(WHAT YOU SHOULD DO) Every line containing the word "ÇALIŞMA" needs to be found and copied.
[start of DATA PROVIDED]
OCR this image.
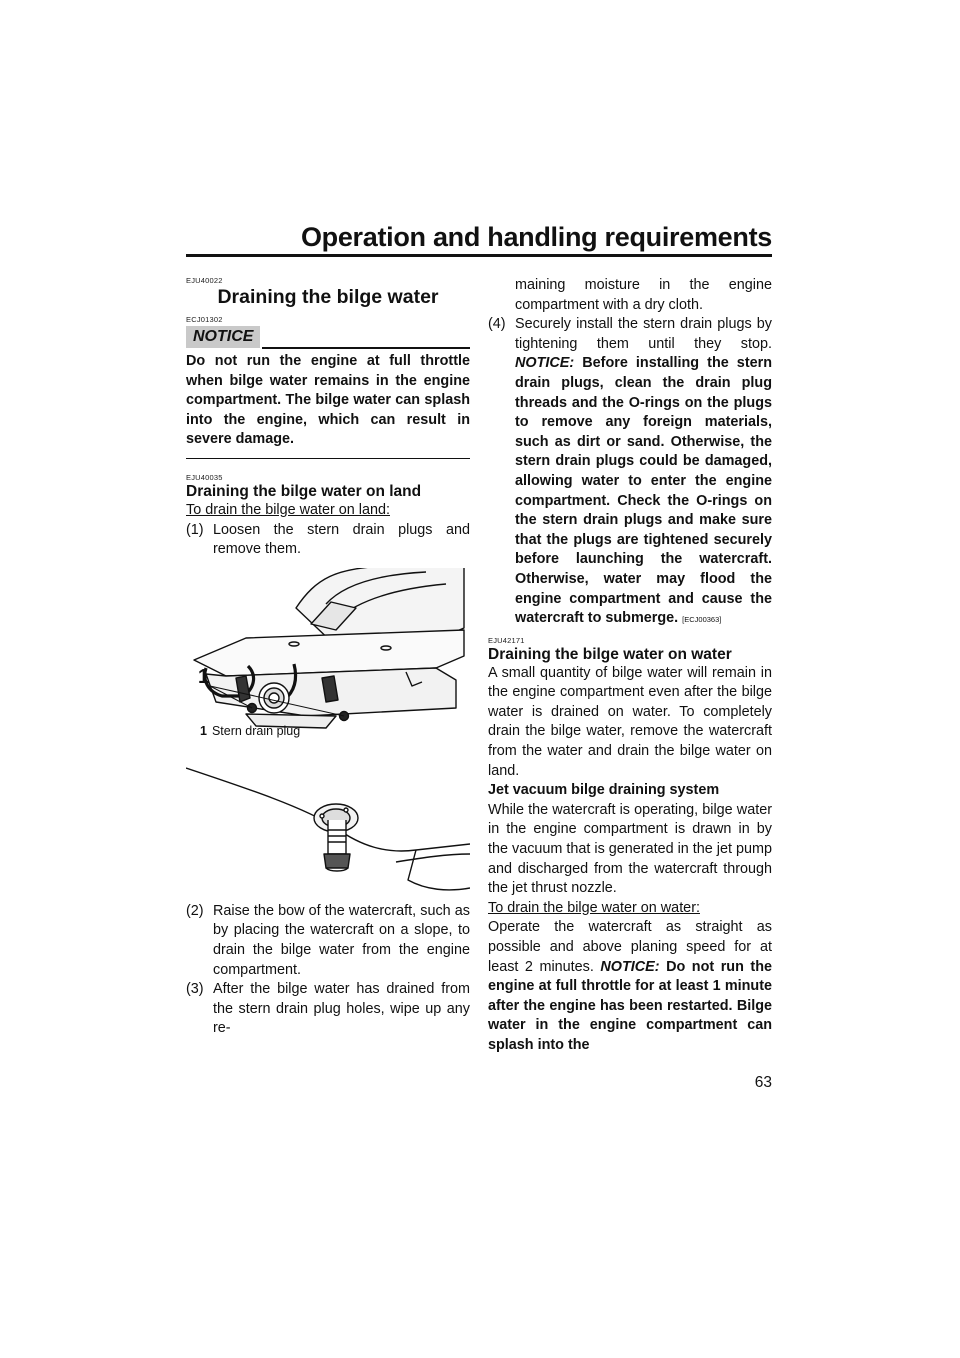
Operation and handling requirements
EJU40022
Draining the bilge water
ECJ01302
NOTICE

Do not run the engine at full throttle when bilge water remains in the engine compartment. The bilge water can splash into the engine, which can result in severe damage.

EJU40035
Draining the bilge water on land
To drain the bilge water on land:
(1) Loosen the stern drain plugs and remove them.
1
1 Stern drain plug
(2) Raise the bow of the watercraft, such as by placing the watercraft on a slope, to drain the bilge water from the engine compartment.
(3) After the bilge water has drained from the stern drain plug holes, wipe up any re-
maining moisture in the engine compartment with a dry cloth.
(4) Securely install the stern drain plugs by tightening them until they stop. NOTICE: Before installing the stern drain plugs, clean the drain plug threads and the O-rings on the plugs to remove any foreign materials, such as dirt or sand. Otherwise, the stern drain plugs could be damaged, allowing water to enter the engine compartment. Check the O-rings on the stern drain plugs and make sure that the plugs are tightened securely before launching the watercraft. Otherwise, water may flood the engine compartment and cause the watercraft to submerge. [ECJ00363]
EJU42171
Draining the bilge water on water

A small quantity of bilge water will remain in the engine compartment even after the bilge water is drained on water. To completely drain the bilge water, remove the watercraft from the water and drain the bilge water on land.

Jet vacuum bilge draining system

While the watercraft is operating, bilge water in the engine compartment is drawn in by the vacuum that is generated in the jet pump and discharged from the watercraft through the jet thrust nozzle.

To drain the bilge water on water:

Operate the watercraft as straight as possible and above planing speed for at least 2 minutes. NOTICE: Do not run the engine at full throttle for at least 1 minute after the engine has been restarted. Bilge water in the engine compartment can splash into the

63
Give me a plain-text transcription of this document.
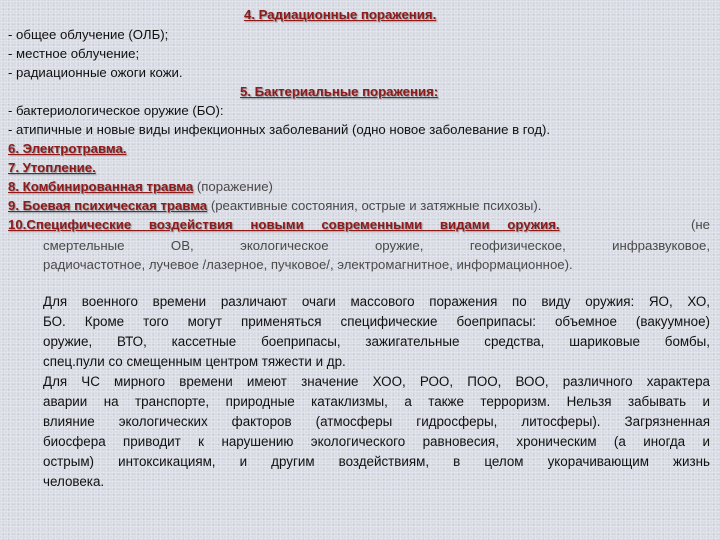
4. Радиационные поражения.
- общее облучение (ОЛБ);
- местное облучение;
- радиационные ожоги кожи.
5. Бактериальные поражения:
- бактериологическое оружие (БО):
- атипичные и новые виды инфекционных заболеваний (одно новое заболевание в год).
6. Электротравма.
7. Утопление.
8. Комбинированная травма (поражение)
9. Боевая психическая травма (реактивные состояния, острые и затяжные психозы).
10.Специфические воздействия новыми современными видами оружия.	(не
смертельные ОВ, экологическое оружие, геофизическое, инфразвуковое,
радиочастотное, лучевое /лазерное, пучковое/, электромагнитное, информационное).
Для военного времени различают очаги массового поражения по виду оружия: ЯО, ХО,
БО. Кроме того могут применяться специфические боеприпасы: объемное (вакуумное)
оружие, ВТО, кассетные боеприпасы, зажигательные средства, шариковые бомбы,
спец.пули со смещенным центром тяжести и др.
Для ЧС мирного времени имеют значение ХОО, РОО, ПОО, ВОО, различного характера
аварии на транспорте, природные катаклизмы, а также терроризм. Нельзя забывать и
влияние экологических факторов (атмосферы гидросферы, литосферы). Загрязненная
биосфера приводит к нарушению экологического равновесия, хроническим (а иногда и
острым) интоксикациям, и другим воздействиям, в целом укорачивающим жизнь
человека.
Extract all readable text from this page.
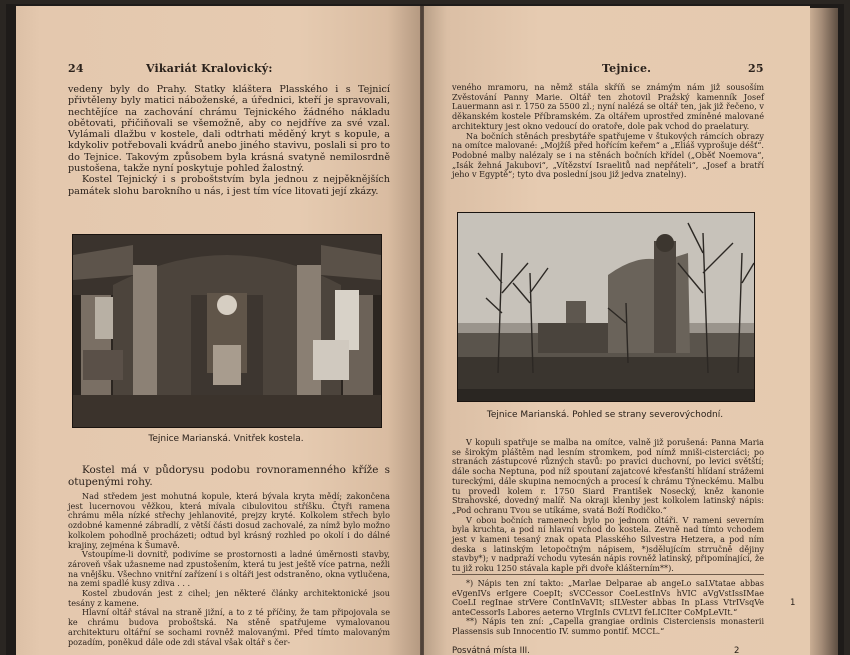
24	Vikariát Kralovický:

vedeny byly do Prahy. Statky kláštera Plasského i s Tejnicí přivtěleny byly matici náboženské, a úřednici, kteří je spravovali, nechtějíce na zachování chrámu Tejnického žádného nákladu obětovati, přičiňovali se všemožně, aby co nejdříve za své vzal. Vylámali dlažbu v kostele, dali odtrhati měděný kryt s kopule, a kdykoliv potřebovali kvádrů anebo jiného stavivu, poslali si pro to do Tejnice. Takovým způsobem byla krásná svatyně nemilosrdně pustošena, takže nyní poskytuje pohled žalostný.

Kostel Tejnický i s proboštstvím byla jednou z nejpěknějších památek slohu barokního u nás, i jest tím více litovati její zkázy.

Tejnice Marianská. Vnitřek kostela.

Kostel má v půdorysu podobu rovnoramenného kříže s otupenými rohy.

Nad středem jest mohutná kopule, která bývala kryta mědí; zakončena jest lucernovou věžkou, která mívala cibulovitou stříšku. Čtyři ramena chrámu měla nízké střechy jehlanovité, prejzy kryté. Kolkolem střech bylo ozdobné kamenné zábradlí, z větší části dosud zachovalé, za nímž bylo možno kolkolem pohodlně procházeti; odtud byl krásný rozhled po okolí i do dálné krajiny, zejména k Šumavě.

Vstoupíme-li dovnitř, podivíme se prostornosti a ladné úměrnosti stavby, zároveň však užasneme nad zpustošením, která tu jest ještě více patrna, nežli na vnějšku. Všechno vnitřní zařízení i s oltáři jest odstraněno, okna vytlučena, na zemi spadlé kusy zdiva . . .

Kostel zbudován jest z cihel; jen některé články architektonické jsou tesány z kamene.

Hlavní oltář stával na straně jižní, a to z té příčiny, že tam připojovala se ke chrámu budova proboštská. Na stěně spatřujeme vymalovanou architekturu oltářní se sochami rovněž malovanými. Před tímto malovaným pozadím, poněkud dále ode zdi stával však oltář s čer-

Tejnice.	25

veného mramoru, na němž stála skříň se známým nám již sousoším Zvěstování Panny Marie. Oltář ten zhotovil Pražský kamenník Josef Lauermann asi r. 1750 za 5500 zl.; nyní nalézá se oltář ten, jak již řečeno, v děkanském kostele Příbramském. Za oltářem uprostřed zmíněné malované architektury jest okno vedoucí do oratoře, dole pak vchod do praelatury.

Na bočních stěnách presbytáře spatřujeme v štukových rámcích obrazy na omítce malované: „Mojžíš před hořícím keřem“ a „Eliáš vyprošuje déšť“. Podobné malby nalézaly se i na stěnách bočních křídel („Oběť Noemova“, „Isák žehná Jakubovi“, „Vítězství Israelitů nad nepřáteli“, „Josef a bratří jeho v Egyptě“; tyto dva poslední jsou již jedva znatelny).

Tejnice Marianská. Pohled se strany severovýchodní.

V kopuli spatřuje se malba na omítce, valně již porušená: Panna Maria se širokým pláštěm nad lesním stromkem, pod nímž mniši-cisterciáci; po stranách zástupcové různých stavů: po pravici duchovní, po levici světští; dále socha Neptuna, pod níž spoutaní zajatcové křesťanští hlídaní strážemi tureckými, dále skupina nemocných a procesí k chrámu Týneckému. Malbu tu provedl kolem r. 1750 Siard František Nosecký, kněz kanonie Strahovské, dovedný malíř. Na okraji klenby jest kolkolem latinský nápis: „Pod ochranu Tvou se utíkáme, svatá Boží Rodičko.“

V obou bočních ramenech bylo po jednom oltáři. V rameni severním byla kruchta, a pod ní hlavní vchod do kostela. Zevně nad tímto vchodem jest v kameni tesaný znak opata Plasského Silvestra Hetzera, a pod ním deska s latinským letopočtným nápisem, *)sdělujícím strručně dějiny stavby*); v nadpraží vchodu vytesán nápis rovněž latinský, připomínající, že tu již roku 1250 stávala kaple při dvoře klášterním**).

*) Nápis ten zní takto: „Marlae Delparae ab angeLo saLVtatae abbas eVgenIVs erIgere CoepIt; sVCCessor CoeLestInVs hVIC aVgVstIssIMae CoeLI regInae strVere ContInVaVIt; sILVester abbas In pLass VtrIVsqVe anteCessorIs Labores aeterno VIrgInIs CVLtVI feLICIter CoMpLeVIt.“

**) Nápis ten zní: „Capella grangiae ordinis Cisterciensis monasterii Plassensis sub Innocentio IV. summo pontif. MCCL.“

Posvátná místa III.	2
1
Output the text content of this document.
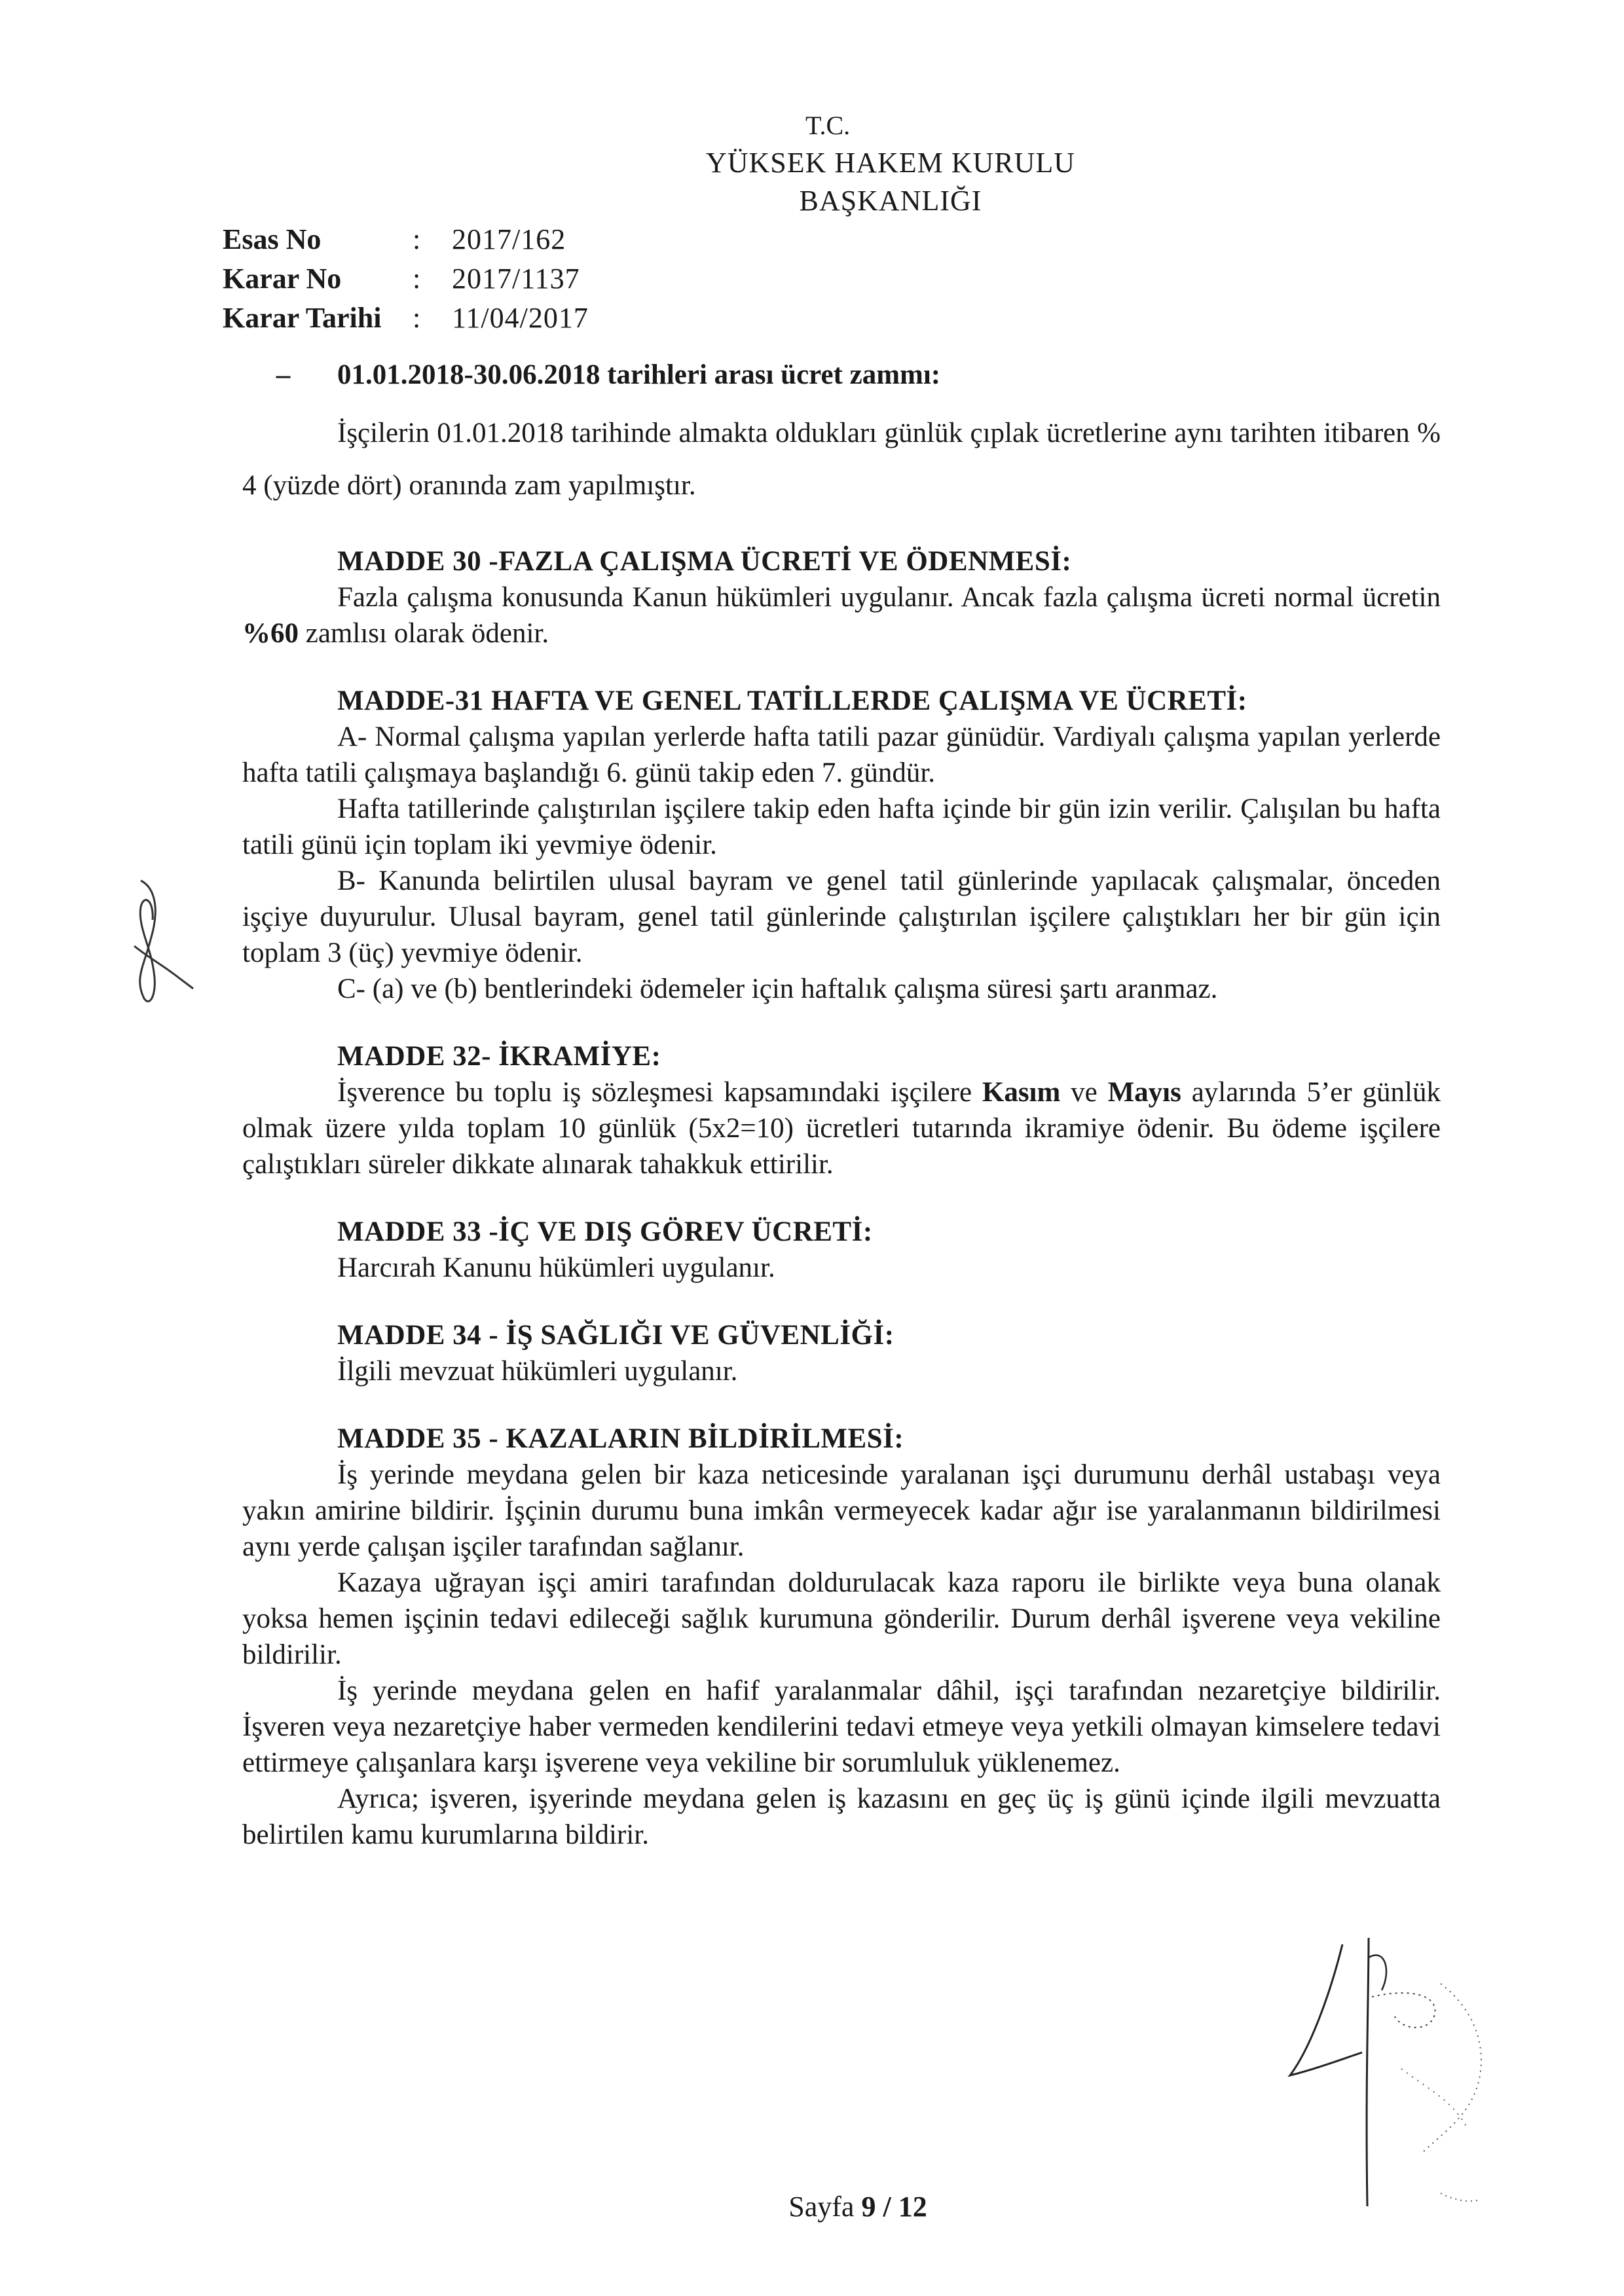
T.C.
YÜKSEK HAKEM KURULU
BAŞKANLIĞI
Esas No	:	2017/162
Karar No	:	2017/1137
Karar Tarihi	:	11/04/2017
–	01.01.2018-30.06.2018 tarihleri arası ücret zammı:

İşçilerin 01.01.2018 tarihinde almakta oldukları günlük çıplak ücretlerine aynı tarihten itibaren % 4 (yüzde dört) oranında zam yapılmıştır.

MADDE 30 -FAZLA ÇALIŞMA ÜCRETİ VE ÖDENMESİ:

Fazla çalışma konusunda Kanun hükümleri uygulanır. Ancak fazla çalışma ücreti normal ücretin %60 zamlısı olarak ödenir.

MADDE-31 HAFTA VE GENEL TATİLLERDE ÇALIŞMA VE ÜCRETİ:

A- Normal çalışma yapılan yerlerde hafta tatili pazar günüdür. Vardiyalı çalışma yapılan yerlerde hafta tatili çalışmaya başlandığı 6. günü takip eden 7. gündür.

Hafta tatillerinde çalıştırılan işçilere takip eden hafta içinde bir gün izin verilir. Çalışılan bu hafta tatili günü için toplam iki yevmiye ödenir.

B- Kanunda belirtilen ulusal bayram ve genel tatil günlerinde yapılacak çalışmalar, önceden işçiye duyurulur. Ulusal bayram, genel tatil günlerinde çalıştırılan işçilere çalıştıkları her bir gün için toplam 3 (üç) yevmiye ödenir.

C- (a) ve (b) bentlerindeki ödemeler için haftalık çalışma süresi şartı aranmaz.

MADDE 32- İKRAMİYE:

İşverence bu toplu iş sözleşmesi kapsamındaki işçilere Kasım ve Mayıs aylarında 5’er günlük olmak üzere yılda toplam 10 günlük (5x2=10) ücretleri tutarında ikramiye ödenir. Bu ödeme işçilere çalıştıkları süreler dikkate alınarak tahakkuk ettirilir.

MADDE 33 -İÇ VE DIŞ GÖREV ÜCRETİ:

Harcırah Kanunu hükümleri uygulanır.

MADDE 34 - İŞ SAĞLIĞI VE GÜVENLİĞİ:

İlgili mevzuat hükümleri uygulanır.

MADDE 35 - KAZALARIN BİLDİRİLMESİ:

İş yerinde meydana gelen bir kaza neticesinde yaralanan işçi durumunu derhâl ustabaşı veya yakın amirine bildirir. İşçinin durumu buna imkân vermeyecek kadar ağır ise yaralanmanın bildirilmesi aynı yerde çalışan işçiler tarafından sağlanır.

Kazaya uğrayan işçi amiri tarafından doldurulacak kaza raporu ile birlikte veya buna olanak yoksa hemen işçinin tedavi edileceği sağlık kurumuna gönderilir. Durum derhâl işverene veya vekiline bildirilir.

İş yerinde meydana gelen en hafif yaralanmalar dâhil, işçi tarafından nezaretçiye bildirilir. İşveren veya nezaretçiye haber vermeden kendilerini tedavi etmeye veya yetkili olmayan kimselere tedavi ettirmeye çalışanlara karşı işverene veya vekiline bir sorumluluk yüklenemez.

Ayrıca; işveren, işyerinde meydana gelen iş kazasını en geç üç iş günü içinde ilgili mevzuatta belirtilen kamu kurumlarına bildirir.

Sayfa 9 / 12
[end of DATA PROVIDED]
(RESPONSE TO THE EXERCISE)
MADDE 30 -FAZLA ÇALIŞMA ÜCRETİ VE ÖDENMESİ:
MADDE-31 HAFTA VE GENEL TATİLLERDE ÇALIŞMA VE ÜCRETİ:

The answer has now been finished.